▸ TASK DETAILS
Transcribe each line of the material as it is, and drop any picture.
= = = = =
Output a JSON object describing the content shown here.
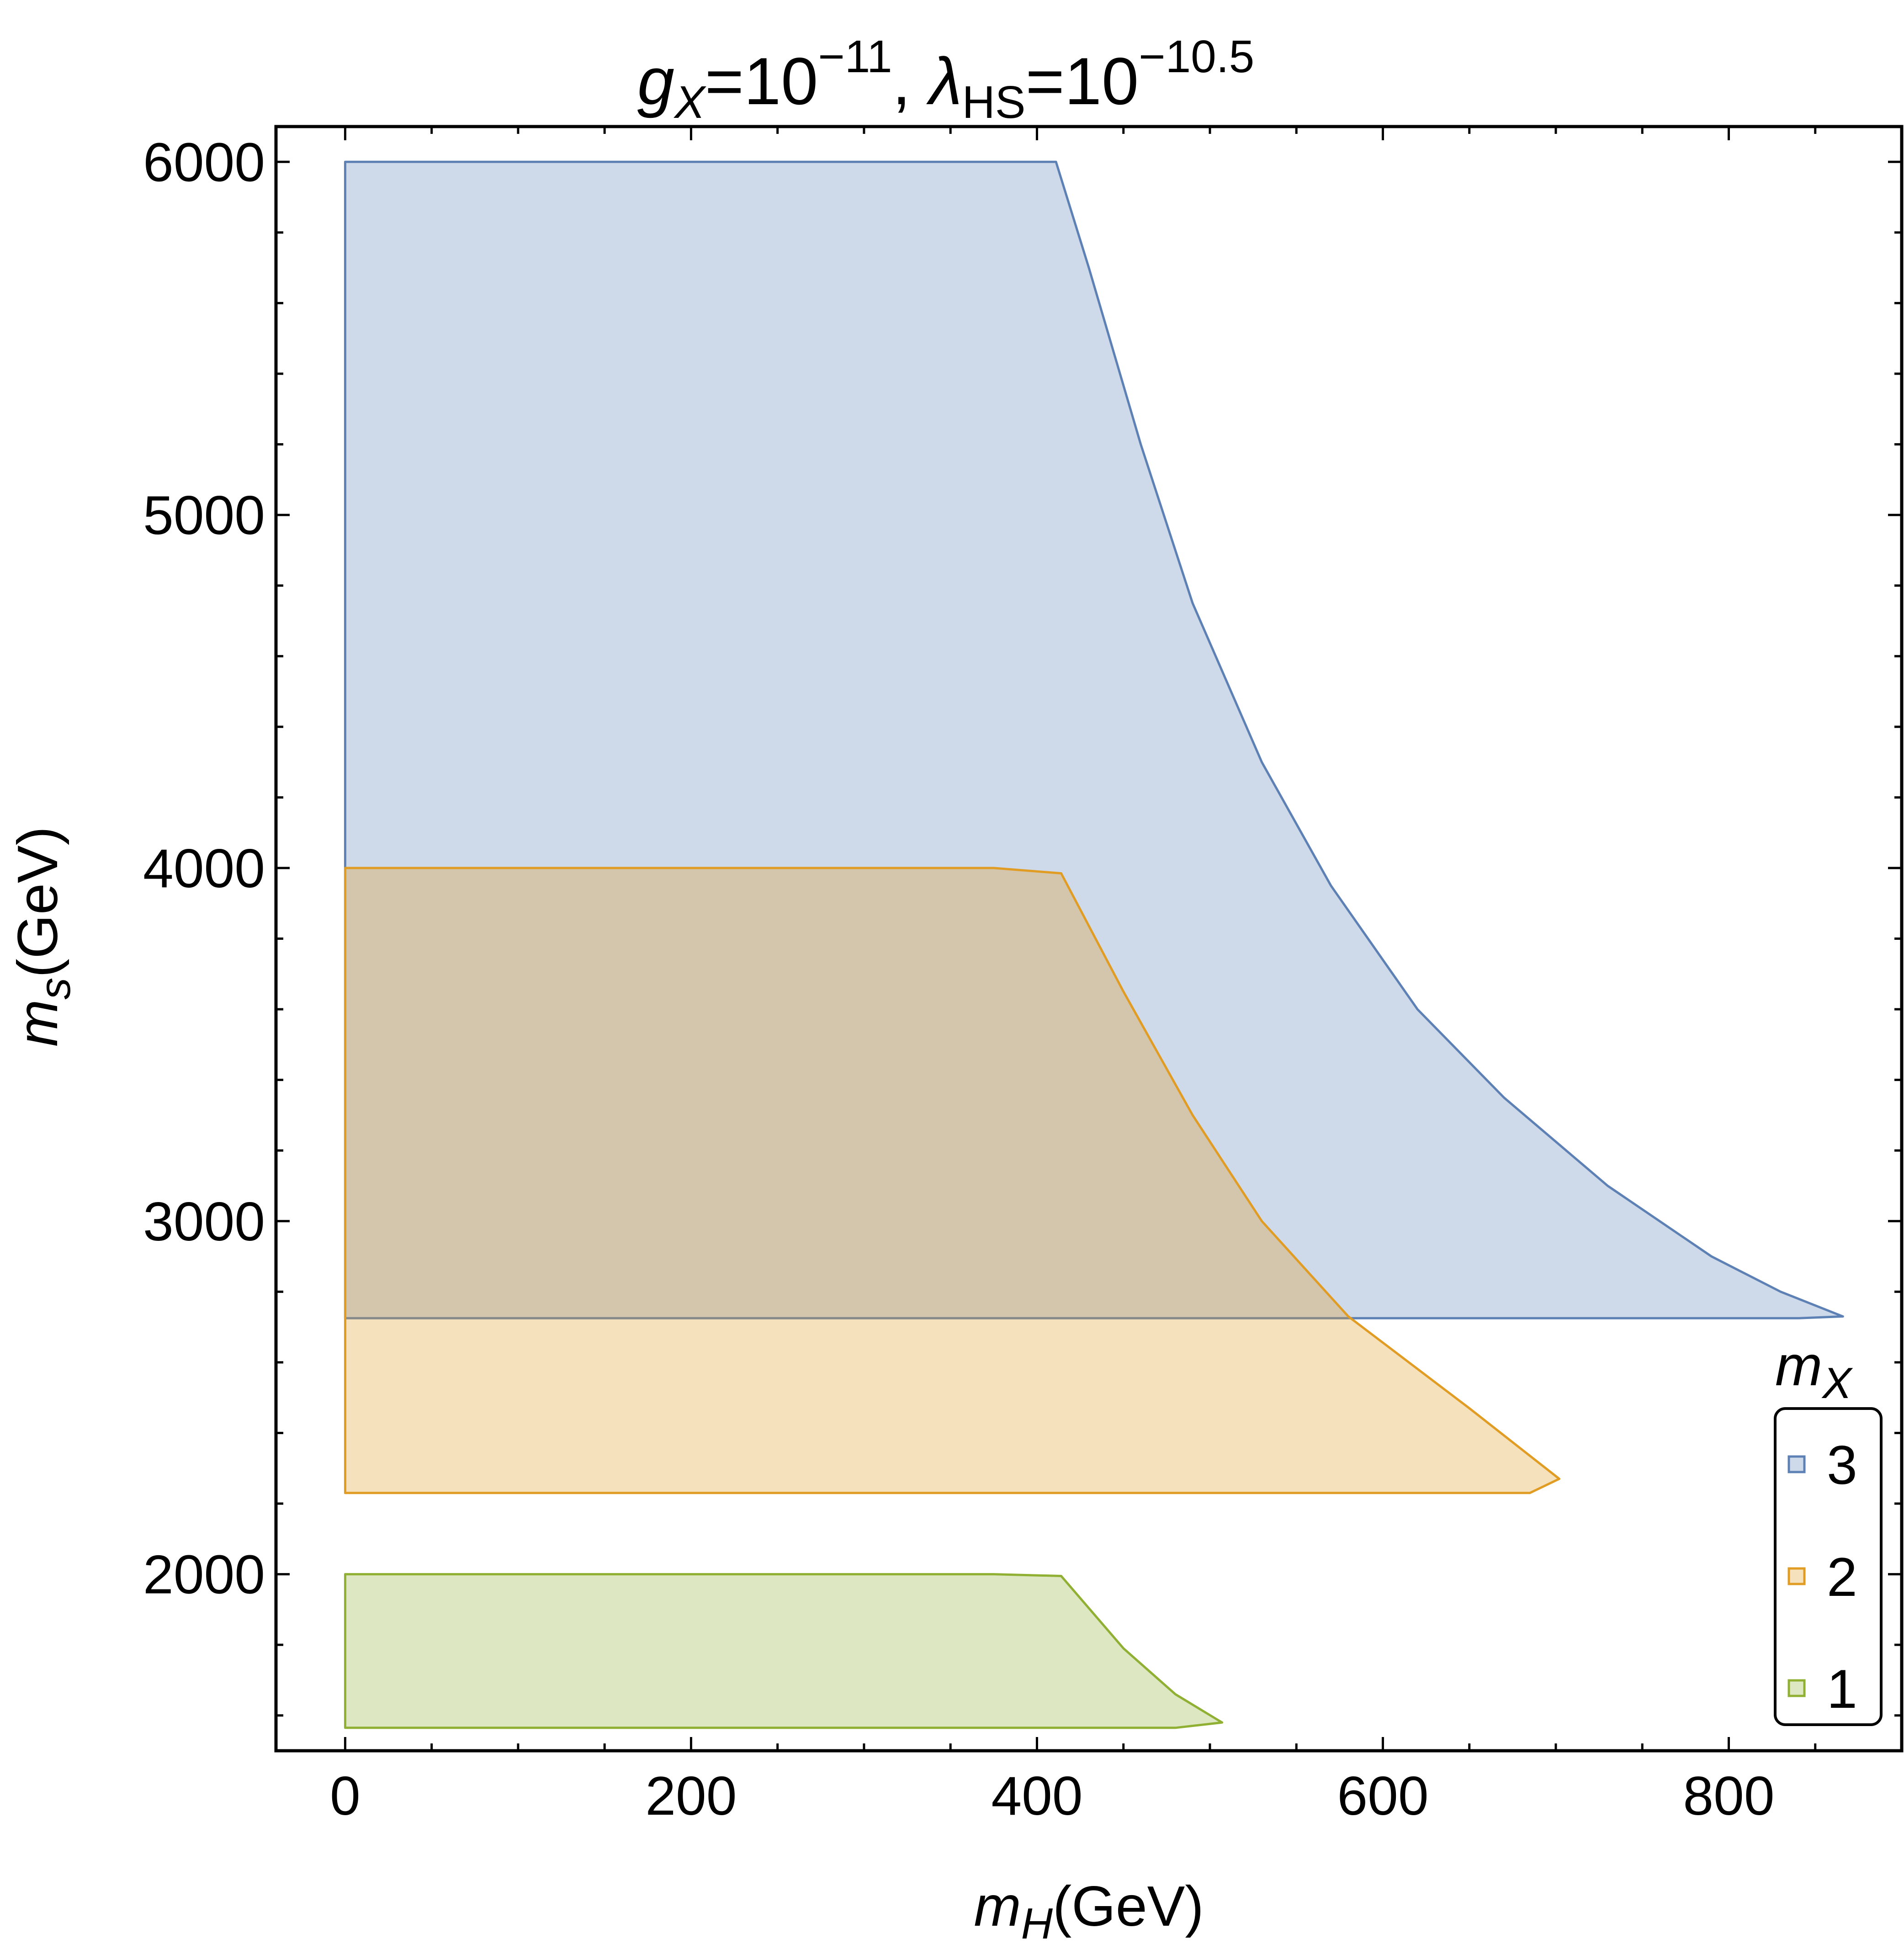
{
  "chart_data": {
    "type": "area",
    "title": {
      "g_sym": "g",
      "g_sub": "X",
      "g_eq": "=10",
      "g_exp": "−11",
      "sep": ", ",
      "l_sym": "λ",
      "l_sub": "HS",
      "l_eq": "=10",
      "l_exp": "−10.5"
    },
    "xlabel": {
      "sym": "m",
      "sub": "H",
      "unit": "(GeV)"
    },
    "ylabel": {
      "sym": "m",
      "sub": "s",
      "unit": "(GeV)"
    },
    "xlim": [
      -40,
      900
    ],
    "ylim": [
      1500,
      6100
    ],
    "xticks": [
      0,
      200,
      400,
      600,
      800
    ],
    "yticks": [
      2000,
      3000,
      4000,
      5000,
      6000
    ],
    "xtick_labels": [
      "0",
      "200",
      "400",
      "600",
      "800"
    ],
    "ytick_labels": [
      "2000",
      "3000",
      "4000",
      "5000",
      "6000"
    ],
    "grid": false,
    "legend": {
      "title_sym": "m",
      "title_sub": "X",
      "placement": "bottom-right",
      "entries": [
        "3",
        "2",
        "1"
      ]
    },
    "series": [
      {
        "name": "3",
        "color": "#5E81B5",
        "fill": "#C9D6E7",
        "points": [
          [
            0,
            2725
          ],
          [
            840,
            2725
          ],
          [
            866,
            2730
          ],
          [
            830,
            2800
          ],
          [
            790,
            2900
          ],
          [
            730,
            3100
          ],
          [
            670,
            3350
          ],
          [
            620,
            3600
          ],
          [
            570,
            3950
          ],
          [
            530,
            4300
          ],
          [
            490,
            4750
          ],
          [
            460,
            5200
          ],
          [
            430,
            5700
          ],
          [
            411,
            6000
          ],
          [
            0,
            6000
          ]
        ]
      },
      {
        "name": "2",
        "color": "#E19C24",
        "fill": "#F5DDB7",
        "points": [
          [
            0,
            2230
          ],
          [
            685,
            2230
          ],
          [
            702,
            2270
          ],
          [
            650,
            2470
          ],
          [
            580,
            2730
          ],
          [
            530,
            3000
          ],
          [
            490,
            3300
          ],
          [
            450,
            3650
          ],
          [
            414,
            3985
          ],
          [
            375,
            4000
          ],
          [
            0,
            4000
          ]
        ]
      },
      {
        "name": "1",
        "color": "#8FB032",
        "fill": "#DAE6BF",
        "points": [
          [
            0,
            1565
          ],
          [
            480,
            1565
          ],
          [
            507,
            1580
          ],
          [
            480,
            1660
          ],
          [
            450,
            1790
          ],
          [
            414,
            1995
          ],
          [
            375,
            2000
          ],
          [
            0,
            2000
          ]
        ]
      }
    ]
  }
}
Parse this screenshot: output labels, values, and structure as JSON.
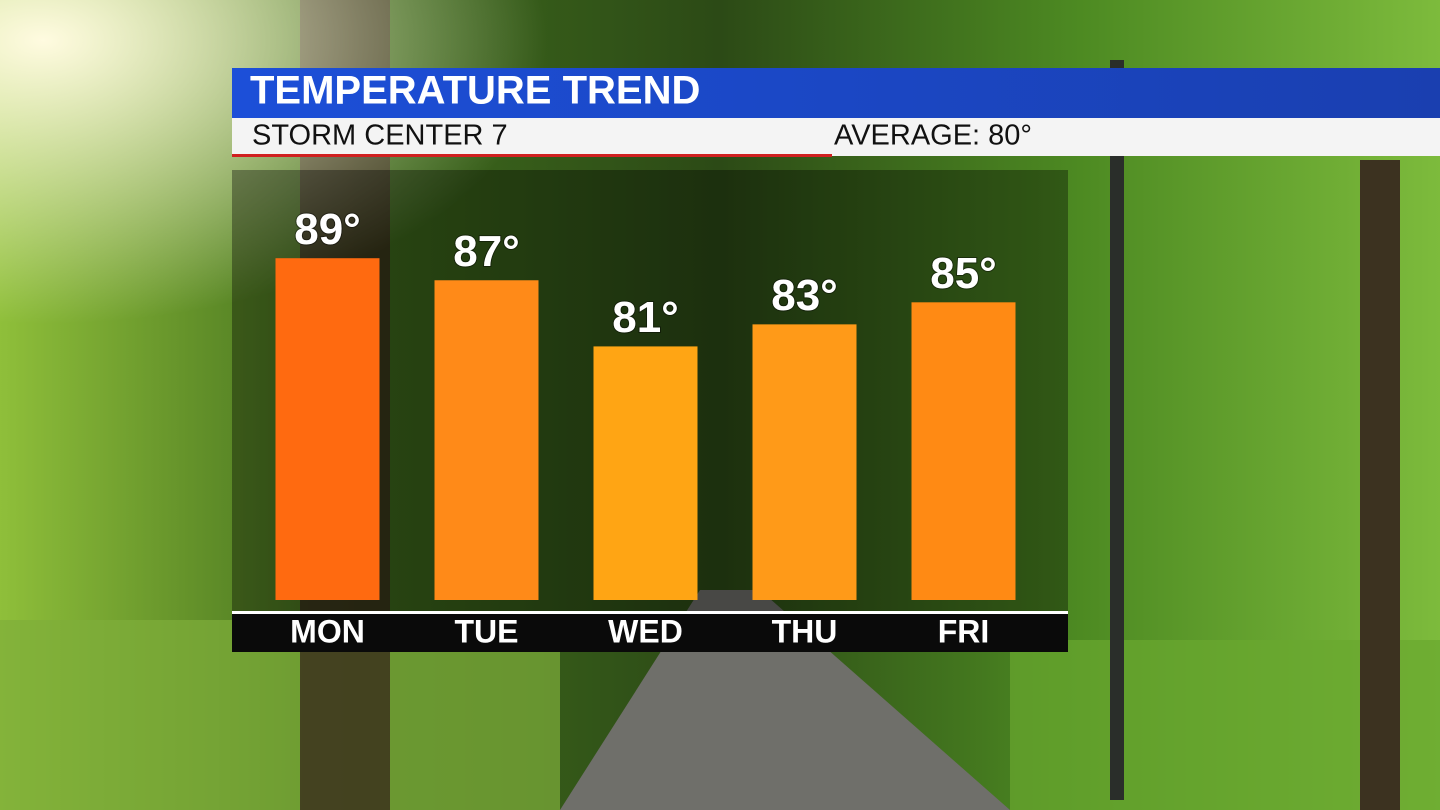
{
  "chart_data": {
    "type": "bar",
    "title": "TEMPERATURE TREND",
    "subtitle": "STORM CENTER 7",
    "annotation": "AVERAGE: 80°",
    "categories": [
      "MON",
      "TUE",
      "WED",
      "THU",
      "FRI"
    ],
    "values": [
      89,
      87,
      81,
      83,
      85
    ],
    "value_labels": [
      "89°",
      "87°",
      "81°",
      "83°",
      "85°"
    ],
    "colors": [
      "#ff6a10",
      "#ff8a18",
      "#ffa514",
      "#ff9a18",
      "#ff8a14"
    ],
    "ylim": [
      58,
      97
    ]
  }
}
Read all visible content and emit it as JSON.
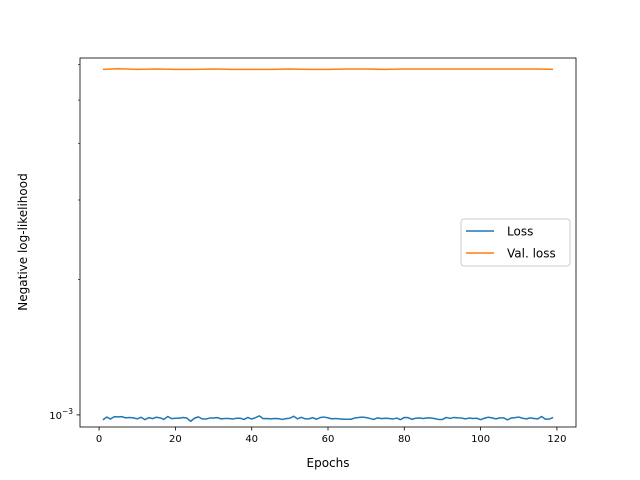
{
  "chart_data": {
    "type": "line",
    "xlabel": "Epochs",
    "ylabel": "Negative log-likelihood",
    "xlim": [
      -5,
      125
    ],
    "ylim": [
      0.00094,
      0.0062
    ],
    "yscale": "log",
    "xticks": [
      0,
      20,
      40,
      60,
      80,
      100,
      120
    ],
    "xtick_labels": [
      "0",
      "20",
      "40",
      "60",
      "80",
      "100",
      "120"
    ],
    "yticks": [
      0.001
    ],
    "ytick_labels": [
      "10^-3"
    ],
    "legend_position": "center-right",
    "series": [
      {
        "name": "Loss",
        "color": "#1f77b4",
        "x": [
          1,
          2,
          3,
          4,
          5,
          6,
          7,
          8,
          9,
          10,
          11,
          12,
          13,
          14,
          15,
          16,
          17,
          18,
          19,
          20,
          21,
          22,
          23,
          24,
          25,
          26,
          27,
          28,
          29,
          30,
          31,
          32,
          33,
          34,
          35,
          36,
          37,
          38,
          39,
          40,
          41,
          42,
          43,
          44,
          45,
          46,
          47,
          48,
          49,
          50,
          51,
          52,
          53,
          54,
          55,
          56,
          57,
          58,
          59,
          60,
          61,
          62,
          63,
          64,
          65,
          66,
          67,
          68,
          69,
          70,
          71,
          72,
          73,
          74,
          75,
          76,
          77,
          78,
          79,
          80,
          81,
          82,
          83,
          84,
          85,
          86,
          87,
          88,
          89,
          90,
          91,
          92,
          93,
          94,
          95,
          96,
          97,
          98,
          99,
          100,
          101,
          102,
          103,
          104,
          105,
          106,
          107,
          108,
          109,
          110,
          111,
          112,
          113,
          114,
          115,
          116,
          117,
          118,
          119
        ],
        "values": [
          0.000975,
          0.000989,
          0.000979,
          0.000991,
          0.00099,
          0.000991,
          0.000985,
          0.000987,
          0.000985,
          0.00098,
          0.000988,
          0.000976,
          0.000986,
          0.000981,
          0.000988,
          0.000985,
          0.000977,
          0.000992,
          0.000981,
          0.000983,
          0.000983,
          0.000987,
          0.000984,
          0.000968,
          0.000983,
          0.00099,
          0.00098,
          0.000979,
          0.000984,
          0.000984,
          0.000986,
          0.00098,
          0.000982,
          0.000982,
          0.000979,
          0.000983,
          0.000983,
          0.000977,
          0.000987,
          0.000979,
          0.000986,
          0.000995,
          0.000981,
          0.000982,
          0.00098,
          0.000982,
          0.000981,
          0.000977,
          0.000981,
          0.000983,
          0.000993,
          0.00098,
          0.000988,
          0.00098,
          0.00098,
          0.000986,
          0.000978,
          0.000987,
          0.000989,
          0.000985,
          0.00098,
          0.000982,
          0.00098,
          0.000978,
          0.000978,
          0.000978,
          0.000984,
          0.000987,
          0.000989,
          0.000986,
          0.000982,
          0.000977,
          0.000985,
          0.000981,
          0.000983,
          0.000982,
          0.000979,
          0.000984,
          0.000976,
          0.000987,
          0.000986,
          0.000978,
          0.000983,
          0.000984,
          0.000982,
          0.000985,
          0.000984,
          0.000981,
          0.000977,
          0.000977,
          0.000987,
          0.000982,
          0.000987,
          0.000985,
          0.000984,
          0.00098,
          0.000984,
          0.000982,
          0.000983,
          0.000976,
          0.000983,
          0.000988,
          0.000985,
          0.00098,
          0.000985,
          0.000985,
          0.000975,
          0.000984,
          0.000986,
          0.000989,
          0.000983,
          0.00098,
          0.000985,
          0.000982,
          0.00098,
          0.000992,
          0.000978,
          0.000979,
          0.000987
        ]
      },
      {
        "name": "Val. loss",
        "color": "#ff7f0e",
        "x": [
          1,
          5,
          10,
          15,
          20,
          25,
          30,
          35,
          40,
          45,
          50,
          55,
          60,
          65,
          70,
          75,
          80,
          85,
          90,
          95,
          100,
          105,
          110,
          115,
          119
        ],
        "values": [
          0.00585,
          0.00587,
          0.00585,
          0.00586,
          0.00585,
          0.00585,
          0.00586,
          0.00585,
          0.00585,
          0.00585,
          0.00586,
          0.00585,
          0.00585,
          0.00586,
          0.00586,
          0.00585,
          0.00586,
          0.00586,
          0.00586,
          0.00586,
          0.00586,
          0.00586,
          0.00586,
          0.00586,
          0.00585
        ]
      }
    ]
  }
}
= = = = =
▸ RESULT FOR THIS TASK
Output a JSON object describing the content shown here.
{
  "chart_data": {
    "type": "area",
    "title": {
      "g_sym": "g",
      "g_sub": "X",
      "g_eq": "=10",
      "g_exp": "−11",
      "sep": ", ",
      "l_sym": "λ",
      "l_sub": "HS",
      "l_eq": "=10",
      "l_exp": "−10.5"
    },
    "xlabel": {
      "sym": "m",
      "sub": "H",
      "unit": "(GeV)"
    },
    "ylabel": {
      "sym": "m",
      "sub": "s",
      "unit": "(GeV)"
    },
    "xlim": [
      -40,
      900
    ],
    "ylim": [
      1500,
      6100
    ],
    "xticks": [
      0,
      200,
      400,
      600,
      800
    ],
    "yticks": [
      2000,
      3000,
      4000,
      5000,
      6000
    ],
    "xtick_labels": [
      "0",
      "200",
      "400",
      "600",
      "800"
    ],
    "ytick_labels": [
      "2000",
      "3000",
      "4000",
      "5000",
      "6000"
    ],
    "grid": false,
    "legend": {
      "title_sym": "m",
      "title_sub": "X",
      "placement": "bottom-right",
      "entries": [
        "3",
        "2",
        "1"
      ]
    },
    "series": [
      {
        "name": "3",
        "color": "#5E81B5",
        "fill": "#C9D6E7",
        "points": [
          [
            0,
            2725
          ],
          [
            840,
            2725
          ],
          [
            866,
            2730
          ],
          [
            830,
            2800
          ],
          [
            790,
            2900
          ],
          [
            730,
            3100
          ],
          [
            670,
            3350
          ],
          [
            620,
            3600
          ],
          [
            570,
            3950
          ],
          [
            530,
            4300
          ],
          [
            490,
            4750
          ],
          [
            460,
            5200
          ],
          [
            430,
            5700
          ],
          [
            411,
            6000
          ],
          [
            0,
            6000
          ]
        ]
      },
      {
        "name": "2",
        "color": "#E19C24",
        "fill": "#F5DDB7",
        "points": [
          [
            0,
            2230
          ],
          [
            685,
            2230
          ],
          [
            702,
            2270
          ],
          [
            650,
            2470
          ],
          [
            580,
            2730
          ],
          [
            530,
            3000
          ],
          [
            490,
            3300
          ],
          [
            450,
            3650
          ],
          [
            414,
            3985
          ],
          [
            375,
            4000
          ],
          [
            0,
            4000
          ]
        ]
      },
      {
        "name": "1",
        "color": "#8FB032",
        "fill": "#DAE6BF",
        "points": [
          [
            0,
            1565
          ],
          [
            480,
            1565
          ],
          [
            507,
            1580
          ],
          [
            480,
            1660
          ],
          [
            450,
            1790
          ],
          [
            414,
            1995
          ],
          [
            375,
            2000
          ],
          [
            0,
            2000
          ]
        ]
      }
    ]
  }
}
Parse this screenshot: output labels, values, and structure as JSON.
{
  "chart_data": {
    "type": "bar",
    "title": "TEMPERATURE TREND",
    "subtitle": "STORM CENTER 7",
    "annotation": "AVERAGE: 80°",
    "categories": [
      "MON",
      "TUE",
      "WED",
      "THU",
      "FRI"
    ],
    "values": [
      89,
      87,
      81,
      83,
      85
    ],
    "value_labels": [
      "89°",
      "87°",
      "81°",
      "83°",
      "85°"
    ],
    "colors": [
      "#ff6a10",
      "#ff8a18",
      "#ffa514",
      "#ff9a18",
      "#ff8a14"
    ],
    "ylim": [
      58,
      97
    ]
  }
}
Read all visible content and emit it as JSON.
{
  "chart_data": {
    "type": "line",
    "xlabel": "Epochs",
    "ylabel": "Negative log-likelihood",
    "xlim": [
      -5,
      125
    ],
    "ylim": [
      0.00094,
      0.0062
    ],
    "yscale": "log",
    "xticks": [
      0,
      20,
      40,
      60,
      80,
      100,
      120
    ],
    "xtick_labels": [
      "0",
      "20",
      "40",
      "60",
      "80",
      "100",
      "120"
    ],
    "yticks": [
      0.001
    ],
    "ytick_labels": [
      "10^-3"
    ],
    "legend_position": "center-right",
    "series": [
      {
        "name": "Loss",
        "color": "#1f77b4",
        "x": [
          1,
          2,
          3,
          4,
          5,
          6,
          7,
          8,
          9,
          10,
          11,
          12,
          13,
          14,
          15,
          16,
          17,
          18,
          19,
          20,
          21,
          22,
          23,
          24,
          25,
          26,
          27,
          28,
          29,
          30,
          31,
          32,
          33,
          34,
          35,
          36,
          37,
          38,
          39,
          40,
          41,
          42,
          43,
          44,
          45,
          46,
          47,
          48,
          49,
          50,
          51,
          52,
          53,
          54,
          55,
          56,
          57,
          58,
          59,
          60,
          61,
          62,
          63,
          64,
          65,
          66,
          67,
          68,
          69,
          70,
          71,
          72,
          73,
          74,
          75,
          76,
          77,
          78,
          79,
          80,
          81,
          82,
          83,
          84,
          85,
          86,
          87,
          88,
          89,
          90,
          91,
          92,
          93,
          94,
          95,
          96,
          97,
          98,
          99,
          100,
          101,
          102,
          103,
          104,
          105,
          106,
          107,
          108,
          109,
          110,
          111,
          112,
          113,
          114,
          115,
          116,
          117,
          118,
          119
        ],
        "values": [
          0.000975,
          0.000989,
          0.000979,
          0.000991,
          0.00099,
          0.000991,
          0.000985,
          0.000987,
          0.000985,
          0.00098,
          0.000988,
          0.000976,
          0.000986,
          0.000981,
          0.000988,
          0.000985,
          0.000977,
          0.000992,
          0.000981,
          0.000983,
          0.000983,
          0.000987,
          0.000984,
          0.000968,
          0.000983,
          0.00099,
          0.00098,
          0.000979,
          0.000984,
          0.000984,
          0.000986,
          0.00098,
          0.000982,
          0.000982,
          0.000979,
          0.000983,
          0.000983,
          0.000977,
          0.000987,
          0.000979,
          0.000986,
          0.000995,
          0.000981,
          0.000982,
          0.00098,
          0.000982,
          0.000981,
          0.000977,
          0.000981,
          0.000983,
          0.000993,
          0.00098,
          0.000988,
          0.00098,
          0.00098,
          0.000986,
          0.000978,
          0.000987,
          0.000989,
          0.000985,
          0.00098,
          0.000982,
          0.00098,
          0.000978,
          0.000978,
          0.000978,
          0.000984,
          0.000987,
          0.000989,
          0.000986,
          0.000982,
          0.000977,
          0.000985,
          0.000981,
          0.000983,
          0.000982,
          0.000979,
          0.000984,
          0.000976,
          0.000987,
          0.000986,
          0.000978,
          0.000983,
          0.000984,
          0.000982,
          0.000985,
          0.000984,
          0.000981,
          0.000977,
          0.000977,
          0.000987,
          0.000982,
          0.000987,
          0.000985,
          0.000984,
          0.00098,
          0.000984,
          0.000982,
          0.000983,
          0.000976,
          0.000983,
          0.000988,
          0.000985,
          0.00098,
          0.000985,
          0.000985,
          0.000975,
          0.000984,
          0.000986,
          0.000989,
          0.000983,
          0.00098,
          0.000985,
          0.000982,
          0.00098,
          0.000992,
          0.000978,
          0.000979,
          0.000987
        ]
      },
      {
        "name": "Val. loss",
        "color": "#ff7f0e",
        "x": [
          1,
          5,
          10,
          15,
          20,
          25,
          30,
          35,
          40,
          45,
          50,
          55,
          60,
          65,
          70,
          75,
          80,
          85,
          90,
          95,
          100,
          105,
          110,
          115,
          119
        ],
        "values": [
          0.00585,
          0.00587,
          0.00585,
          0.00586,
          0.00585,
          0.00585,
          0.00586,
          0.00585,
          0.00585,
          0.00585,
          0.00586,
          0.00585,
          0.00585,
          0.00586,
          0.00586,
          0.00585,
          0.00586,
          0.00586,
          0.00586,
          0.00586,
          0.00586,
          0.00586,
          0.00586,
          0.00586,
          0.00585
        ]
      }
    ]
  }
}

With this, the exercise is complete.